- [EXERCISE] In the records below, find each line containing the word "عبدالله" and copy it.

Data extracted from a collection
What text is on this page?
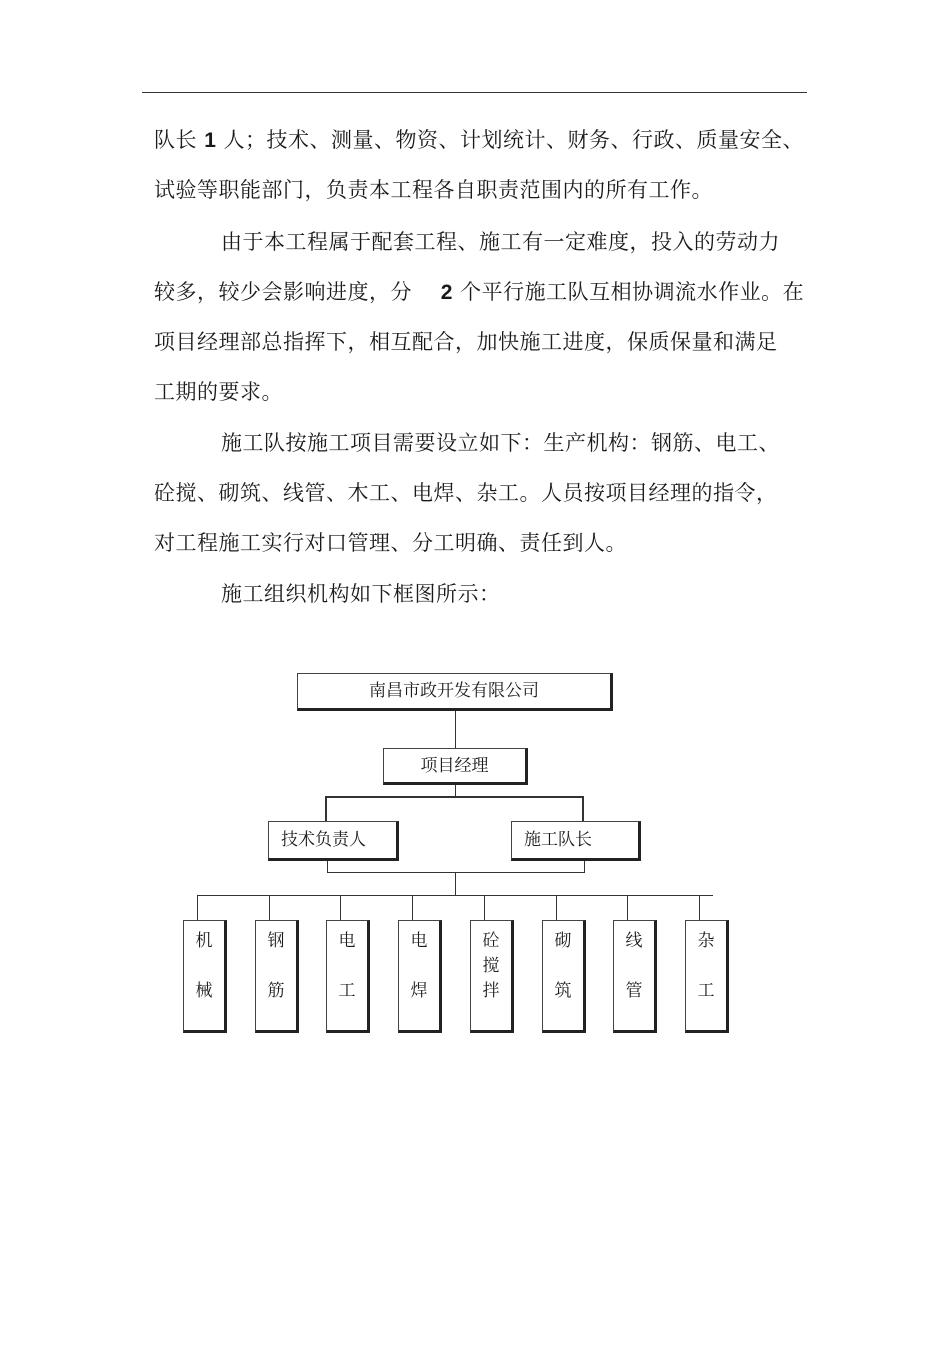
队长 1 人；技术、测量、物资、计划统计、财务、行政、质量安全、
试验等职能部门，负责本工程各自职责范围内的所有工作。
由于本工程属于配套工程、施工有一定难度，投入的劳动力
较多，较少会影响进度，分 2 个平行施工队互相协调流水作业。在
项目经理部总指挥下，相互配合，加快施工进度，保质保量和满足
工期的要求。
施工队按施工项目需要设立如下：生产机构：钢筋、电工、
砼搅、砌筑、线管、木工、电焊、杂工。人员按项目经理的指令，
对工程施工实行对口管理、分工明确、责任到人。
施工组织机构如下框图所示：
南昌市政开发有限公司
项目经理
技术负责人	施工队长
机
械
钢
筋
电
工
电
焊
砼
搅
拌
砌
筑
线
管
杂
工
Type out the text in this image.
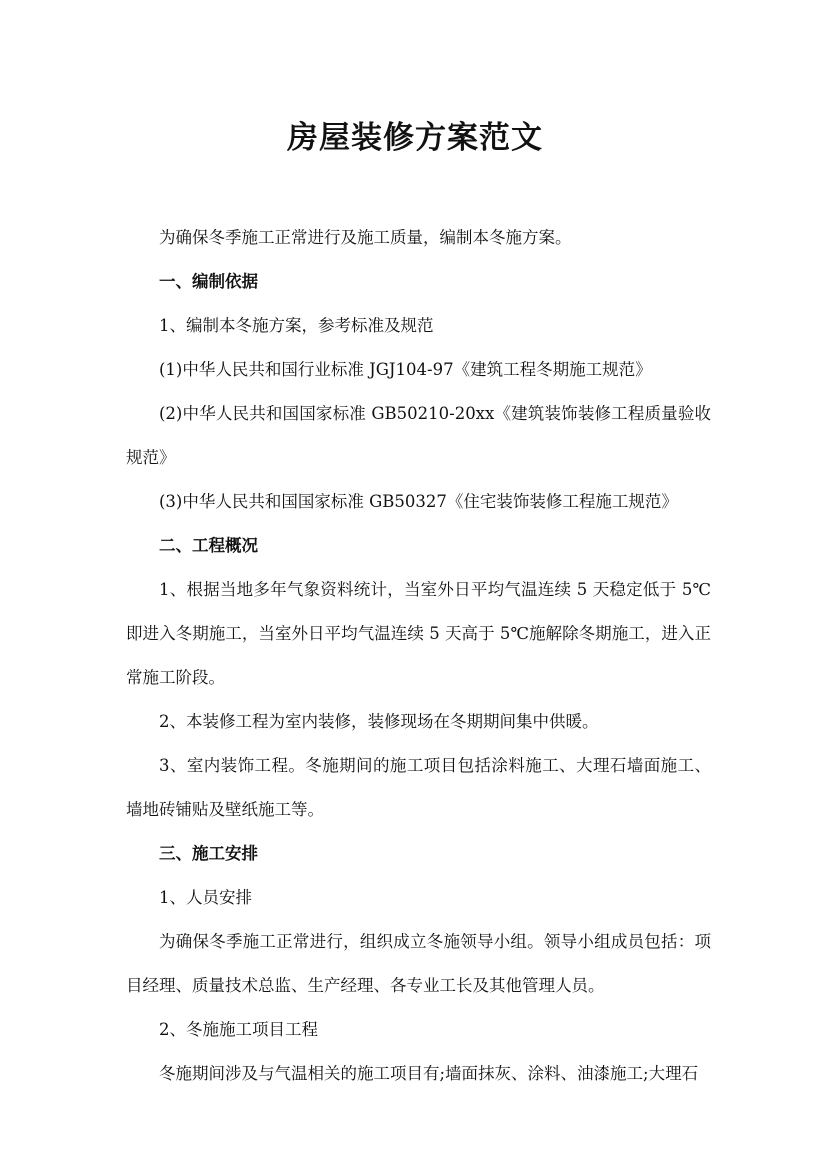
房屋装修方案范文

为确保冬季施工正常进行及施工质量，编制本冬施方案。

一、编制依据

1、编制本冬施方案，参考标准及规范

(1)中华人民共和国行业标准 JGJ104-97《建筑工程冬期施工规范》

(2)中华人民共和国国家标准 GB50210-20xx《建筑装饰装修工程质量验收规范》

(3)中华人民共和国国家标准 GB50327《住宅装饰装修工程施工规范》

二、工程概况

1、根据当地多年气象资料统计，当室外日平均气温连续 5 天稳定低于 5℃即进入冬期施工，当室外日平均气温连续 5 天高于 5℃施解除冬期施工，进入正常施工阶段。

2、本装修工程为室内装修，装修现场在冬期期间集中供暖。

3、室内装饰工程。冬施期间的施工项目包括涂料施工、大理石墙面施工、墙地砖铺贴及壁纸施工等。

三、施工安排

1、人员安排

为确保冬季施工正常进行，组织成立冬施领导小组。领导小组成员包括：项目经理、质量技术总监、生产经理、各专业工长及其他管理人员。

2、冬施施工项目工程

冬施期间涉及与气温相关的施工项目有;墙面抹灰、涂料、油漆施工;大理石
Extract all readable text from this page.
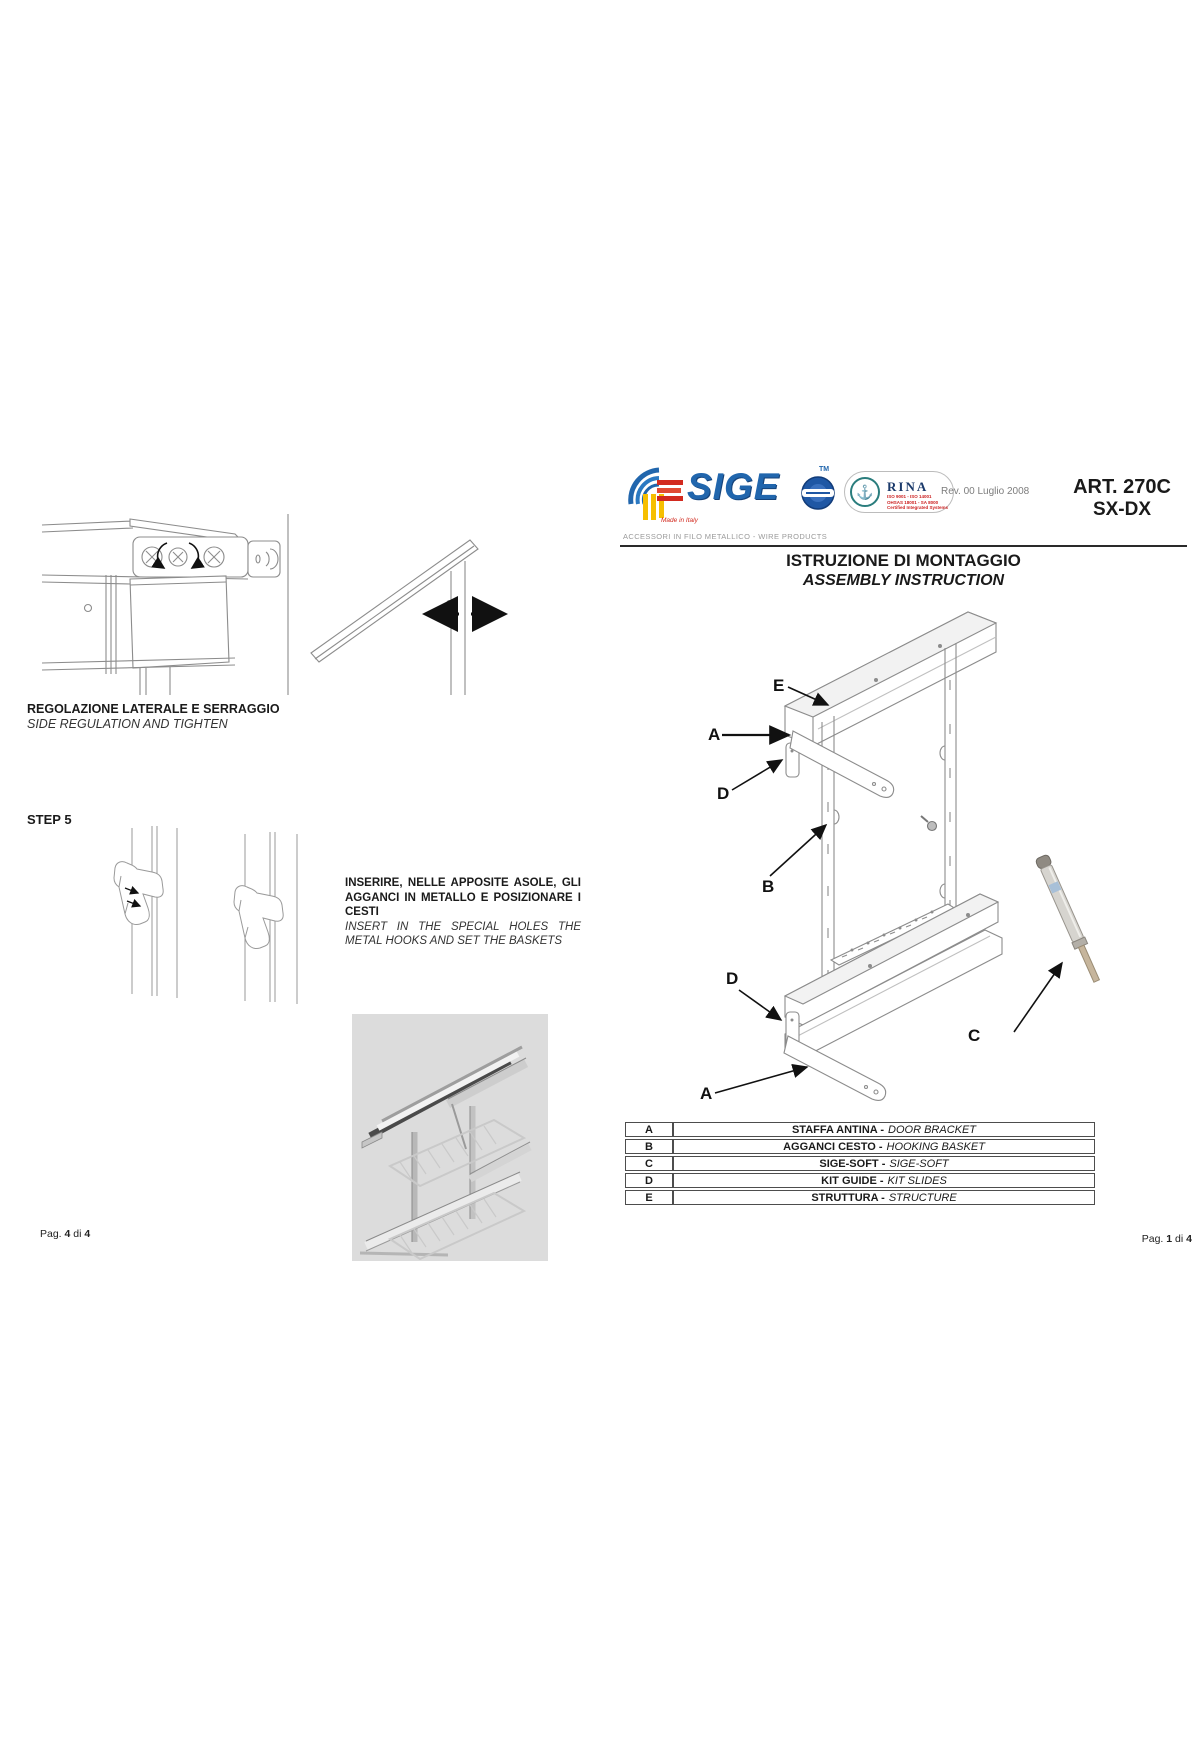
SIGE	TM
Made in Italy
ACCESSORI IN FILO METALLICO - WIRE PRODUCTS
⚓	RINA
ISO 9001 - ISO 14001
OHSAS 18001 - SA 8000
Certified Integrated Systems
Rev. 00 Luglio 2008	ART. 270C
SX-DX
ISTRUZIONE DI MONTAGGIO
ASSEMBLY INSTRUCTION
E
A
D
B
D
C
A
A	STAFFA ANTINA - DOOR BRACKET
B	AGGANCI CESTO - HOOKING BASKET
C	SIGE-SOFT - SIGE-SOFT
D	KIT GUIDE - KIT SLIDES
E	STRUTTURA - STRUCTURE
REGOLAZIONE LATERALE E SERRAGGIO
SIDE REGULATION AND TIGHTEN
STEP 5
INSERIRE, NELLE APPOSITE ASOLE, GLI AGGANCI IN METALLO E POSIZIONARE I CESTI
INSERT IN THE SPECIAL HOLES THE METAL HOOKS AND SET THE BASKETS
Pag. 4 di 4	Pag. 1 di 4
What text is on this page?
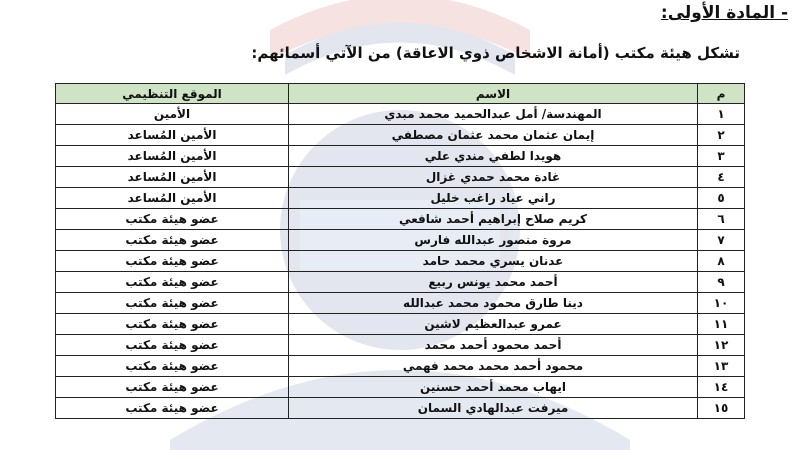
- المادة الأولى:
تشكل هيئة مكتب (أمانة الاشخاص ذوي الاعاقة) من الآتي أسمائهم:
م	الاسم	الموقع التنظيمي
١	المهندسة/ أمل عبدالحميد محمد مبدي	الأمين
٢	إيمان عثمان محمد عثمان مصطفي	الأمين المُساعد
٣	هويدا لطفي مندي علي	الأمين المُساعد
٤	غادة محمد حمدي غزال	الأمين المُساعد
٥	راني عياد راغب خليل	الأمين المُساعد
٦	كريم صلاح إبراهيم أحمد شافعي	عضو هيئة مكتب
٧	مروة منصور عبدالله فارس	عضو هيئة مكتب
٨	عدنان يسري محمد حامد	عضو هيئة مكتب
٩	أحمد محمد يونس ربيع	عضو هيئة مكتب
١٠	دينا طارق محمود محمد عبدالله	عضو هيئة مكتب
١١	عمرو عبدالعظيم لاشين	عضو هيئة مكتب
١٢	أحمد محمود أحمد محمد	عضو هيئة مكتب
١٣	محمود أحمد محمد محمد فهمي	عضو هيئة مكتب
١٤	ايهاب محمد أحمد حسنين	عضو هيئة مكتب
١٥	ميرفت عبدالهادي السمان	عضو هيئة مكتب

- [OUTPUT OF THE TASK]
٧	مروة منصور عبدالله فارس	عضو هيئة مكتب
١٠	دينا طارق محمود محمد عبدالله	عضو هيئة مكتب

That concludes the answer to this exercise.